--- Problem statement ---
Quote the records below in full, exactly as given, with the images taken out.

#### Exercise input ####

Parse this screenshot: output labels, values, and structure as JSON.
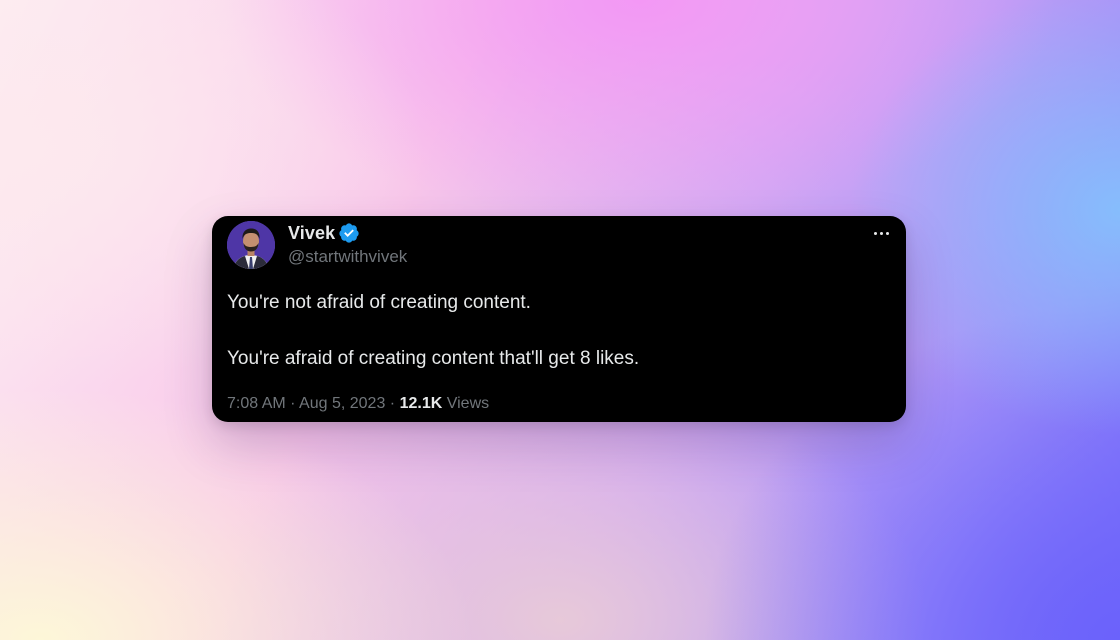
{
  "tweet": {
    "author": {
      "display_name": "Vivek",
      "handle": "@startwithvivek",
      "verified": true,
      "verified_badge_color": "#1d9bf0"
    },
    "text_lines": [
      "You're not afraid of creating content.",
      "You're afraid of creating content that'll get 8 likes."
    ],
    "time": "7:08 AM",
    "separator": "·",
    "date": "Aug 5, 2023",
    "views_count": "12.1K",
    "views_label": "Views"
  },
  "icons": {
    "avatar": "profile-photo",
    "verified": "verified-badge-icon",
    "more": "more-horizontal-icon"
  },
  "colors": {
    "card_background": "#000000",
    "primary_text": "#e7e9ea",
    "secondary_text": "#71767b",
    "avatar_background": "#5a3fb0"
  }
}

####

--- Response for this exercise ---
Parse this screenshot: output labels, values, and structure as JSON.
{
  "tweet": {
    "author": {
      "display_name": "Vivek",
      "handle": "@startwithvivek",
      "verified": true,
      "verified_badge_color": "#1d9bf0"
    },
    "text_lines": [
      "You're not afraid of creating content.",
      "You're afraid of creating content that'll get 8 likes."
    ],
    "time": "7:08 AM",
    "separator": "·",
    "date": "Aug 5, 2023",
    "views_count": "12.1K",
    "views_label": "Views"
  },
  "icons": {
    "avatar": "profile-photo",
    "verified": "verified-badge-icon",
    "more": "more-horizontal-icon"
  },
  "colors": {
    "card_background": "#000000",
    "primary_text": "#e7e9ea",
    "secondary_text": "#71767b",
    "avatar_background": "#5a3fb0"
  }
}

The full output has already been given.